Set task. Below are the records; copy each line in them that holds the word "Europa".

────────────────

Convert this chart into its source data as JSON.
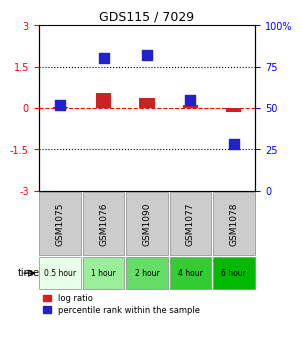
{
  "title": "GDS115 / 7029",
  "categories": [
    "GSM1075",
    "GSM1076",
    "GSM1090",
    "GSM1077",
    "GSM1078"
  ],
  "time_labels": [
    "0.5 hour",
    "1 hour",
    "2 hour",
    "4 hour",
    "6 hour"
  ],
  "time_colors": [
    "#ccffcc",
    "#99ee99",
    "#66dd66",
    "#33cc33",
    "#00bb00"
  ],
  "log_ratio": [
    0.05,
    0.55,
    0.35,
    0.12,
    -0.15
  ],
  "percentile_rank": [
    52,
    80,
    82,
    55,
    28
  ],
  "bar_color": "#cc2222",
  "dot_color": "#2222cc",
  "ylim_left": [
    -3,
    3
  ],
  "ylim_right": [
    0,
    100
  ],
  "yticks_left": [
    -3,
    -1.5,
    0,
    1.5,
    3
  ],
  "yticks_right": [
    0,
    25,
    50,
    75,
    100
  ],
  "ytick_labels_left": [
    "-3",
    "-1.5",
    "0",
    "1.5",
    "3"
  ],
  "ytick_labels_right": [
    "0",
    "25",
    "50",
    "75",
    "100%"
  ],
  "hline_y": 0,
  "dotted_lines": [
    -1.5,
    1.5
  ],
  "legend_log_label": "log ratio",
  "legend_pct_label": "percentile rank within the sample",
  "time_arrow_label": "time",
  "background_color": "#ffffff",
  "plot_bg": "#ffffff",
  "grid_color": "#000000"
}
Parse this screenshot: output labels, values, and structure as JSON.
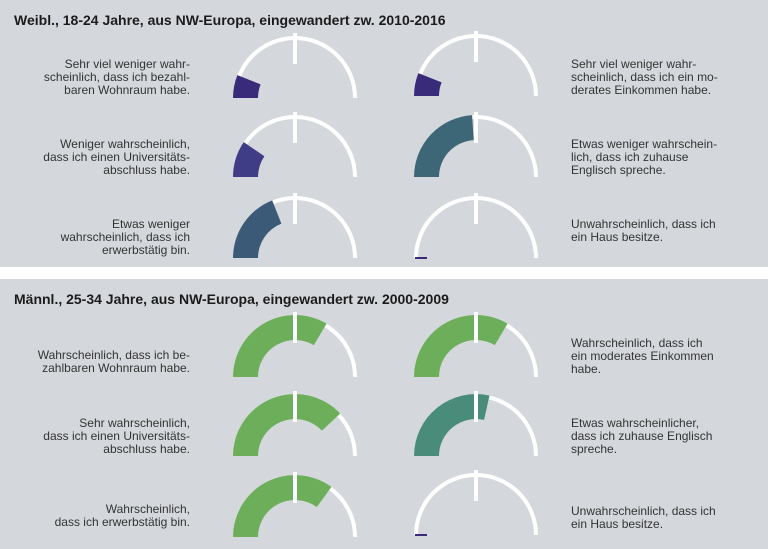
{
  "chart_data": [
    {
      "type": "gauge",
      "title": "Weibl., 18-24 Jahre, aus NW-Europa, eingewandert zw. 2010-2016",
      "scale": [
        0,
        1
      ],
      "items": [
        {
          "label": "Sehr viel weniger wahr-\nscheinlich, dass ich bezahl-\nbaren Wohnraum habe.",
          "value": 0.12,
          "color": "#3a2a7a",
          "side": "left",
          "row": 0
        },
        {
          "label": "Sehr viel weniger wahr-\nscheinlich, dass ich ein mo-\nderates Einkommen habe.",
          "value": 0.12,
          "color": "#3a2a7a",
          "side": "right",
          "row": 0
        },
        {
          "label": "Weniger wahrscheinlich,\ndass ich einen Universitäts-\nabschluss habe.",
          "value": 0.19,
          "color": "#3f3d85",
          "side": "left",
          "row": 1
        },
        {
          "label": "Etwas weniger wahrschein-\nlich, dass ich zuhause\nEnglisch spreche.",
          "value": 0.48,
          "color": "#3d6676",
          "side": "right",
          "row": 1
        },
        {
          "label": "Etwas weniger\nwahrscheinlich, dass ich\nerwerbstätig bin.",
          "value": 0.38,
          "color": "#3b5a78",
          "side": "left",
          "row": 2
        },
        {
          "label": "Unwahrscheinlich, dass ich\nein Haus besitze.",
          "value": 0.0,
          "color": "#3a2a7a",
          "side": "right",
          "row": 2
        }
      ]
    },
    {
      "type": "gauge",
      "title": "Männl., 25-34 Jahre, aus NW-Europa, eingewandert zw. 2000-2009",
      "scale": [
        0,
        1
      ],
      "items": [
        {
          "label": "Wahrscheinlich, dass ich be-\nzahlbaren Wohnraum habe.",
          "value": 0.67,
          "color": "#6cae5a",
          "side": "left",
          "row": 0
        },
        {
          "label": "Wahrscheinlich, dass ich\nein moderates Einkommen\nhabe.",
          "value": 0.67,
          "color": "#6cae5a",
          "side": "right",
          "row": 0
        },
        {
          "label": "Sehr wahrscheinlich,\ndass ich einen Universitäts-\nabschluss habe.",
          "value": 0.76,
          "color": "#6cae5a",
          "side": "left",
          "row": 1
        },
        {
          "label": "Etwas wahrscheinlicher,\ndass ich zuhause Englisch\nspreche.",
          "value": 0.57,
          "color": "#4a8c7a",
          "side": "right",
          "row": 1
        },
        {
          "label": "Wahrscheinlich,\ndass ich erwerbstätig bin.",
          "value": 0.7,
          "color": "#6cae5a",
          "side": "left",
          "row": 2
        },
        {
          "label": "Unwahrscheinlich, dass ich\nein Haus besitze.",
          "value": 0.0,
          "color": "#3a2a7a",
          "side": "right",
          "row": 2
        }
      ]
    }
  ]
}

────────────────

Final result.
      "title": "Weibl., 18-24 Jahre, aus NW-Europa, eingewandert zw. 2010-2016",
      "title": "Männl., 25-34 Jahre, aus NW-Europa, eingewandert zw. 2000-2009",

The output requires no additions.